# What you need to do
Sift the material for lines containing "list", and return them.

Dataset items:
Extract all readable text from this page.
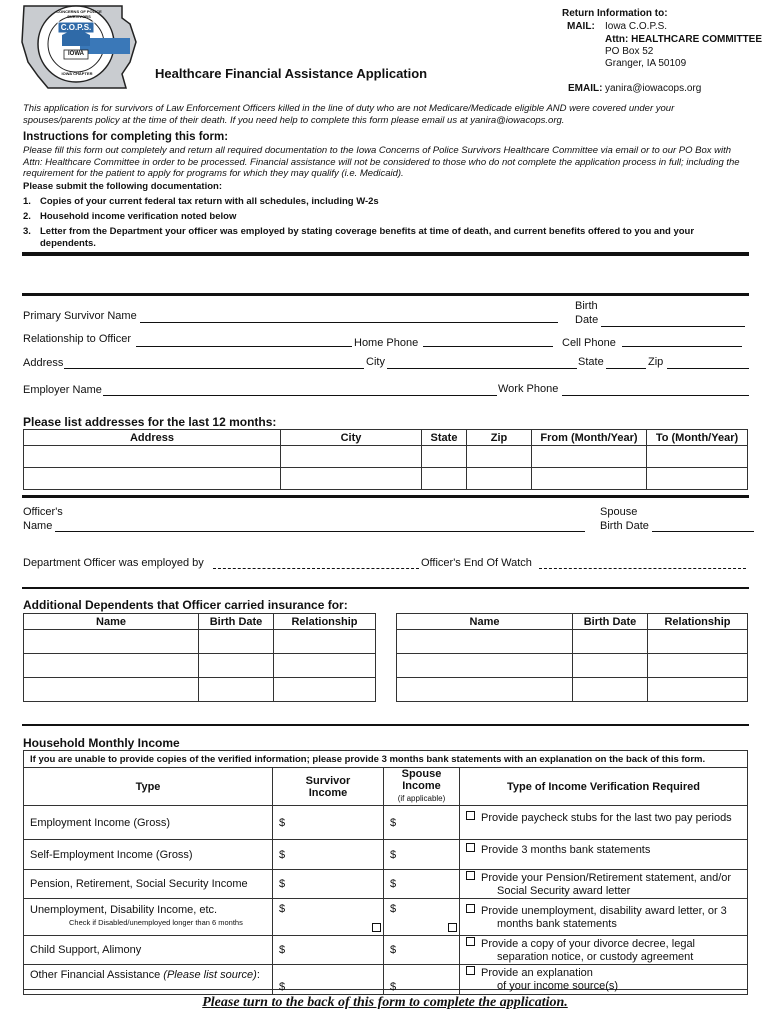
CONCERNS OF POLICE SURVIVORS
C.O.P.S.
IOWA
IOWA CHAPTER	Healthcare Financial Assistance Application
Return Information to:
MAIL: Iowa C.O.P.S.
Attn: HEALTHCARE COMMITTEE
PO Box 52
Granger, IA 50109
EMAIL: yanira@iowacops.org
This application is for survivors of Law Enforcement Officers killed in the line of duty who are not Medicare/Medicade eligible AND were covered under your spouses/parents policy at the time of their death. If you need help to complete this form please email us at yanira@iowacops.org.
Instructions for completing this form:
Please fill this form out completely and return all required documentation to the Iowa Concerns of Police Survivors Healthcare Committee via email or to our PO Box with Attn: Healthcare Committee in order to be processed. Financial assistance will not be considered to those who do not complete the application process in full; including the requirement for the patient to apply for programs for which they may qualify (i.e. Medicaid).
Please submit the following documentation:
1. Copies of your current federal tax return with all schedules, including W-2s
2. Household income verification noted below
3. Letter from the Department your officer was employed by stating coverage benefits at time of death, and current benefits offered to you and your dependents.
Primary Survivor Name
Birth
Date
Relationship to Officer	Home Phone	Cell Phone
Address	City	State	Zip
Employer Name	Work Phone
Please list addresses for the last 12 months:
Address	City	State	Zip	From (Month/Year)	To (Month/Year)

Officer's
Name
Spouse
Birth Date
Department Officer was employed by	Officer's End Of Watch
Additional Dependents that Officer carried insurance for:
Name	Birth Date	Relationship

			Name	Birth Date	Relationship

Household Monthly Income
If you are unable to provide copies of the verified information; please provide 3 months bank statements with an explanation on the back of this form.
Type	Survivor Income	Spouse Income
(if applicable)	Type of Income Verification Required
Employment Income (Gross)	$	$	Provide paycheck stubs for the last two pay periods
Self-Employment Income (Gross)	$	$	Provide 3 months bank statements
Pension, Retirement, Social Security Income	$	$	Provide your Pension/Retirement statement, and/or
Social Security award letter
Unemployment, Disability Income, etc.
Check if Disabled/unemployed longer than 6 months	$	$	Provide unemployment, disability award letter, or 3
months bank statements
Child Support, Alimony	$	$	Provide a copy of your divorce decree, legal
separation notice, or custody agreement
Other Financial Assistance (Please list source):	$	$	Provide an explanation
of your income source(s)
Please turn to the back of this form to complete the application.
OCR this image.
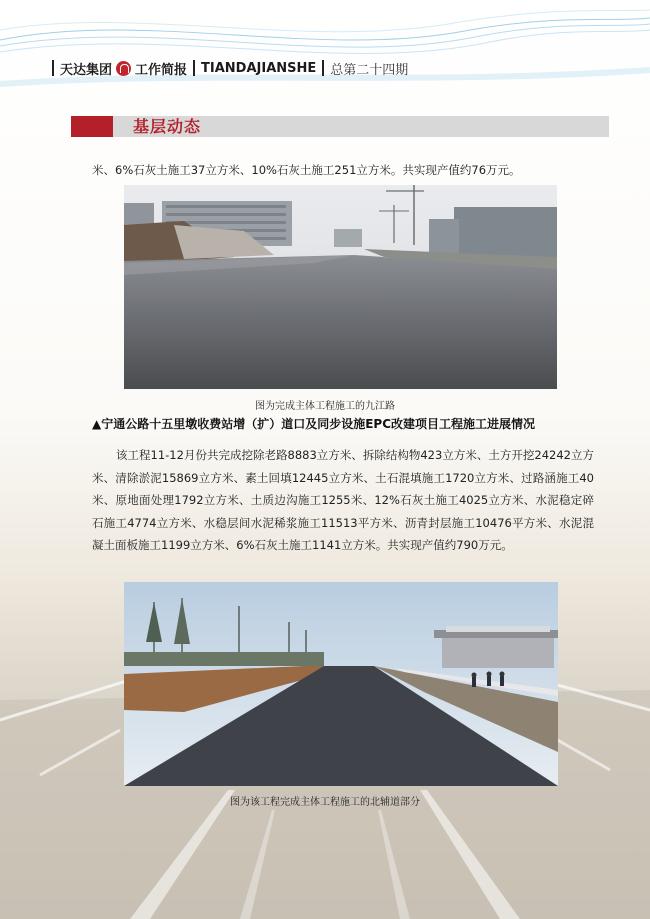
天达集团 工作简报 TIANDAJIANSHE 总第二十四期
基层动态
米、6%石灰土施工37立方米、10%石灰土施工251立方米。共实现产值约76万元。
图为完成主体工程施工的九江路
▲宁通公路十五里墩收费站增（扩）道口及同步设施EPC改建项目工程施工进展情况
该工程11-12月份共完成挖除老路8883立方米、拆除结构物423立方米、土方开挖24242立方米、清除淤泥15869立方米、素土回填12445立方米、土石混填施工1720立方米、过路涵施工40米、原地面处理1792立方米、土质边沟施工1255米、12%石灰土施工4025立方米、水泥稳定碎石施工4774立方米、水稳层间水泥稀浆施工11513平方米、沥青封层施工10476平方米、水泥混凝土面板施工1199立方米、6%石灰土施工1141立方米。共实现产值约790万元。
图为该工程完成主体工程施工的北辅道部分
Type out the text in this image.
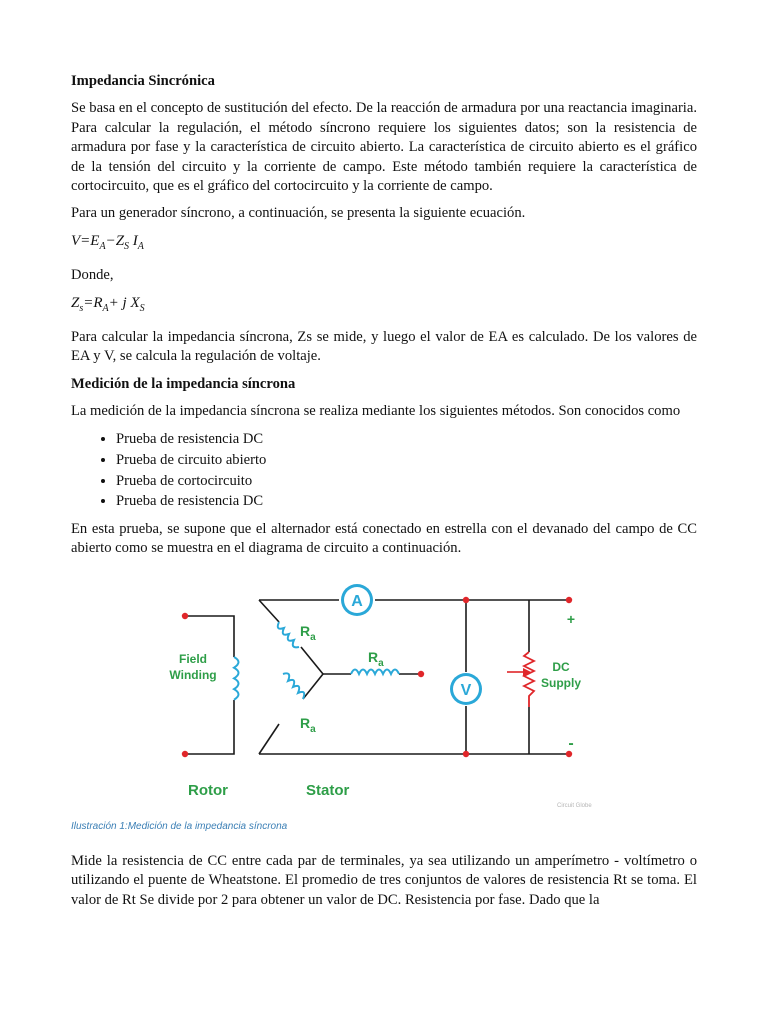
Impedancia Sincrónica

Se basa en el concepto de sustitución del efecto. De la reacción de armadura por una reactancia imaginaria. Para calcular la regulación, el método síncrono requiere los siguientes datos; son la resistencia de armadura por fase y la característica de circuito abierto. La característica de circuito abierto es el gráfico de la tensión del circuito y la corriente de campo. Este método también requiere la característica de cortocircuito, que es el gráfico del cortocircuito y la corriente de campo.

Para un generador síncrono, a continuación, se presenta la siguiente ecuación.

$V=E_A-Z_S$ $I_A$

Donde,

$Z_s=R_A+ j$ $X_S$

Para calcular la impedancia síncrona, Zs se mide, y luego el valor de EA es calculado. De los valores de EA y V, se calcula la regulación de voltaje.

Medición de la impedancia síncrona

La medición de la impedancia síncrona se realiza mediante los siguientes métodos. Son conocidos como

• Prueba de resistencia DC
• Prueba de circuito abierto
• Prueba de cortocircuito
• Prueba de resistencia DC

En esta prueba, se supone que el alternador está conectado en estrella con el devanado del campo de CC abierto como se muestra en el diagrama de circuito a continuación.

A
V
Field
Winding
$R_a$
$R_a$
$R_a$
DC
Supply
+
-
Rotor	Stator
Circuit Globe
Ilustración 1:Medición de la impedancia síncrona

Mide la resistencia de CC entre cada par de terminales, ya sea utilizando un amperímetro - voltímetro o utilizando el puente de Wheatstone. El promedio de tres conjuntos de valores de resistencia Rt se toma. El valor de Rt Se divide por 2 para obtener un valor de DC. Resistencia por fase. Dado que la
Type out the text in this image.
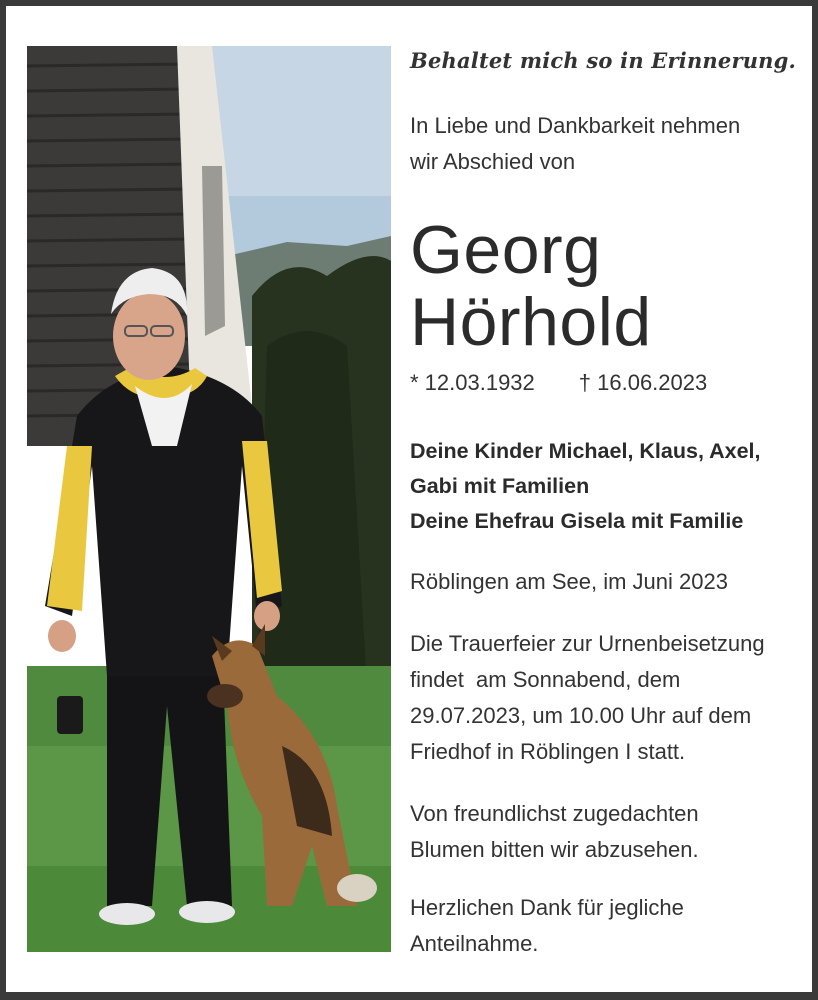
Behaltet mich so in Erinnerung.
In Liebe und Dankbarkeit nehmen
wir Abschied von
Georg
Hörhold
* 12.03.1932 † 16.06.2023
Deine Kinder Michael, Klaus, Axel,
Gabi mit Familien
Deine Ehefrau Gisela mit Familie
Röblingen am See, im Juni 2023
Die Trauerfeier zur Urnenbeisetzung
findet  am Sonnabend, dem
29.07.2023, um 10.00 Uhr auf dem
Friedhof in Röblingen I statt.
Von freundlichst zugedachten
Blumen bitten wir abzusehen.
Herzlichen Dank für jegliche
Anteilnahme.
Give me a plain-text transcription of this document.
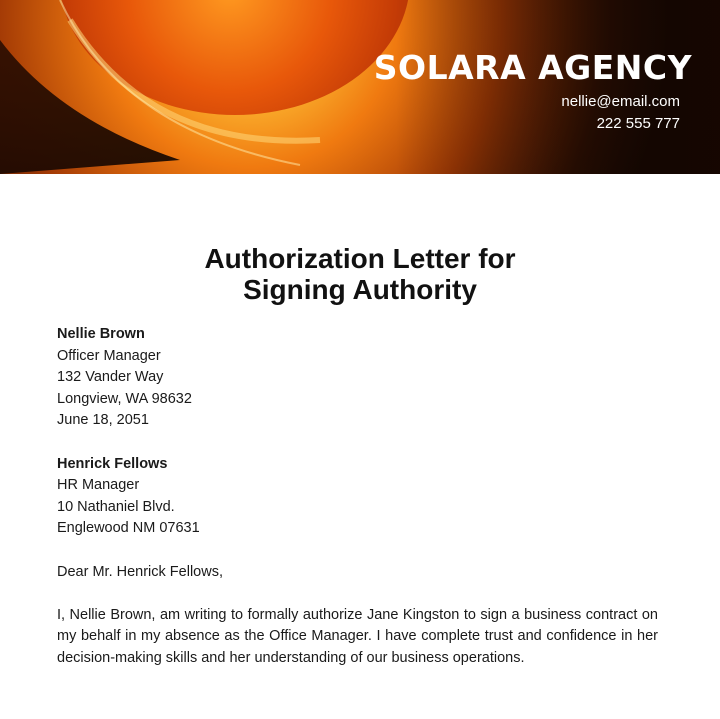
SOLARA AGENCY
nellie@email.com
222 555 777
Authorization Letter for
Signing Authority
Nellie Brown
Officer Manager
132 Vander Way
Longview, WA 98632
June 18, 2051
Henrick Fellows
HR Manager
10 Nathaniel Blvd.
Englewood NM 07631
Dear Mr. Henrick Fellows,

I, Nellie Brown, am writing to formally authorize Jane Kingston to sign a business contract on my behalf in my absence as the Office Manager. I have complete trust and confidence in her decision-making skills and her understanding of our business operations.
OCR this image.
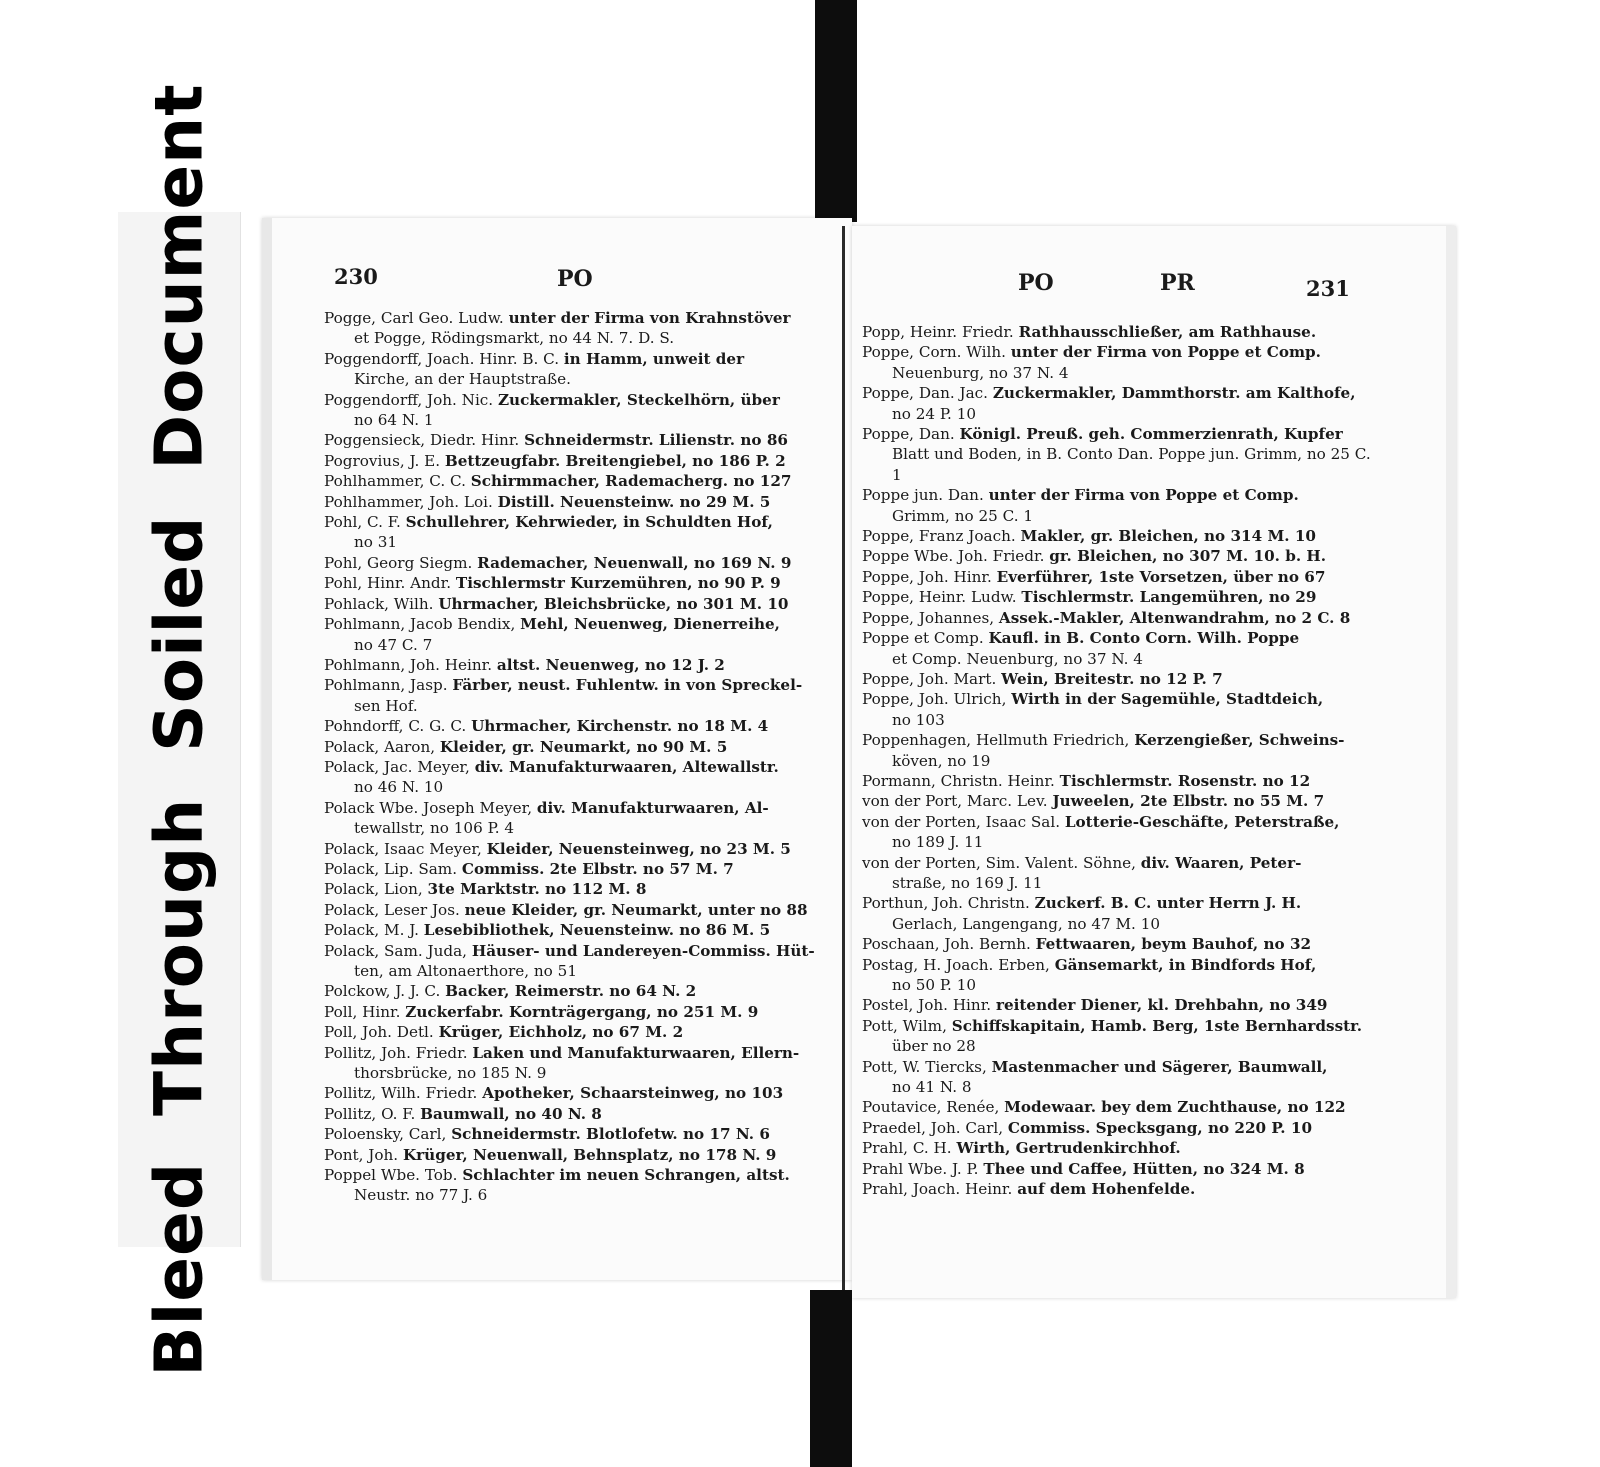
BleedThroughSoiledDocument	230	PO
Pogge, Carl Geo. Ludw. unter der Firma von Krahnstöver
et Pogge, Rödingsmarkt, no 44 N. 7. D. S.
Poggendorff, Joach. Hinr. B. C. in Hamm, unweit der
Kirche, an der Hauptstraße.
Poggendorff, Joh. Nic. Zuckermakler, Steckelhörn, über
no 64 N. 1
Poggensieck, Diedr. Hinr. Schneidermstr. Lilienstr. no 86
Pogrovius, J. E. Bettzeugfabr. Breitengiebel, no 186 P. 2
Pohlhammer, C. C. Schirmmacher, Rademacherg. no 127
Pohlhammer, Joh. Loi. Distill. Neuensteinw. no 29 M. 5
Pohl, C. F. Schullehrer, Kehrwieder, in Schuldten Hof,
no 31
Pohl, Georg Siegm. Rademacher, Neuenwall, no 169 N. 9
Pohl, Hinr. Andr. Tischlermstr Kurzemühren, no 90 P. 9
Pohlack, Wilh. Uhrmacher, Bleichsbrücke, no 301 M. 10
Pohlmann, Jacob Bendix, Mehl, Neuenweg, Dienerreihe,
no 47 C. 7
Pohlmann, Joh. Heinr. altst. Neuenweg, no 12 J. 2
Pohlmann, Jasp. Färber, neust. Fuhlentw. in von Spreckel-
sen Hof.
Pohndorff, C. G. C. Uhrmacher, Kirchenstr. no 18 M. 4
Polack, Aaron, Kleider, gr. Neumarkt, no 90 M. 5
Polack, Jac. Meyer, div. Manufakturwaaren, Altewallstr.
no 46 N. 10
Polack Wbe. Joseph Meyer, div. Manufakturwaaren, Al-
tewallstr, no 106 P. 4
Polack, Isaac Meyer, Kleider, Neuensteinweg, no 23 M. 5
Polack, Lip. Sam. Commiss. 2te Elbstr. no 57 M. 7
Polack, Lion, 3te Marktstr. no 112 M. 8
Polack, Leser Jos. neue Kleider, gr. Neumarkt, unter no 88
Polack, M. J. Lesebibliothek, Neuensteinw. no 86 M. 5
Polack, Sam. Juda, Häuser- und Landereyen-Commiss. Hüt-
ten, am Altonaerthore, no 51
Polckow, J. J. C. Backer, Reimerstr. no 64 N. 2
Poll, Hinr. Zuckerfabr. Kornträgergang, no 251 M. 9
Poll, Joh. Detl. Krüger, Eichholz, no 67 M. 2
Pollitz, Joh. Friedr. Laken und Manufakturwaaren, Ellern-
thorsbrücke, no 185 N. 9
Pollitz, Wilh. Friedr. Apotheker, Schaarsteinweg, no 103
Pollitz, O. F. Baumwall, no 40 N. 8
Poloensky, Carl, Schneidermstr. Blotlofetw. no 17 N. 6
Pont, Joh. Krüger, Neuenwall, Behnsplatz, no 178 N. 9
Poppel Wbe. Tob. Schlachter im neuen Schrangen, altst.
Neustr. no 77 J. 6
PO	PR	231
Popp, Heinr. Friedr. Rathhausschließer, am Rathhause.
Poppe, Corn. Wilh. unter der Firma von Poppe et Comp.
Neuenburg, no 37 N. 4
Poppe, Dan. Jac. Zuckermakler, Dammthorstr. am Kalthofe,
no 24 P. 10
Poppe, Dan. Königl. Preuß. geh. Commerzienrath, Kupfer
Blatt und Boden, in B. Conto Dan. Poppe jun. Grimm, no 25 C. 1
Poppe jun. Dan. unter der Firma von Poppe et Comp.
Grimm, no 25 C. 1
Poppe, Franz Joach. Makler, gr. Bleichen, no 314 M. 10
Poppe Wbe. Joh. Friedr. gr. Bleichen, no 307 M. 10. b. H.
Poppe, Joh. Hinr. Everführer, 1ste Vorsetzen, über no 67
Poppe, Heinr. Ludw. Tischlermstr. Langemühren, no 29
Poppe, Johannes, Assek.-Makler, Altenwandrahm, no 2 C. 8
Poppe et Comp. Kaufl. in B. Conto Corn. Wilh. Poppe
et Comp. Neuenburg, no 37 N. 4
Poppe, Joh. Mart. Wein, Breitestr. no 12 P. 7
Poppe, Joh. Ulrich, Wirth in der Sagemühle, Stadtdeich,
no 103
Poppenhagen, Hellmuth Friedrich, Kerzengießer, Schweins-
köven, no 19
Pormann, Christn. Heinr. Tischlermstr. Rosenstr. no 12
von der Port, Marc. Lev. Juweelen, 2te Elbstr. no 55 M. 7
von der Porten, Isaac Sal. Lotterie-Geschäfte, Peterstraße,
no 189 J. 11
von der Porten, Sim. Valent. Söhne, div. Waaren, Peter-
straße, no 169 J. 11
Porthun, Joh. Christn. Zuckerf. B. C. unter Herrn J. H.
Gerlach, Langengang, no 47 M. 10
Poschaan, Joh. Bernh. Fettwaaren, beym Bauhof, no 32
Postag, H. Joach. Erben, Gänsemarkt, in Bindfords Hof,
no 50 P. 10
Postel, Joh. Hinr. reitender Diener, kl. Drehbahn, no 349
Pott, Wilm, Schiffskapitain, Hamb. Berg, 1ste Bernhardsstr.
über no 28
Pott, W. Tiercks, Mastenmacher und Sägerer, Baumwall,
no 41 N. 8
Poutavice, Renée, Modewaar. bey dem Zuchthause, no 122
Praedel, Joh. Carl, Commiss. Specksgang, no 220 P. 10
Prahl, C. H. Wirth, Gertrudenkirchhof.
Prahl Wbe. J. P. Thee und Caffee, Hütten, no 324 M. 8
Prahl, Joach. Heinr. auf dem Hohenfelde.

# Task answer
Please list addresses for the last 12 months:
Other Financial Assistance (Please list source):	$	$	Provide an explanation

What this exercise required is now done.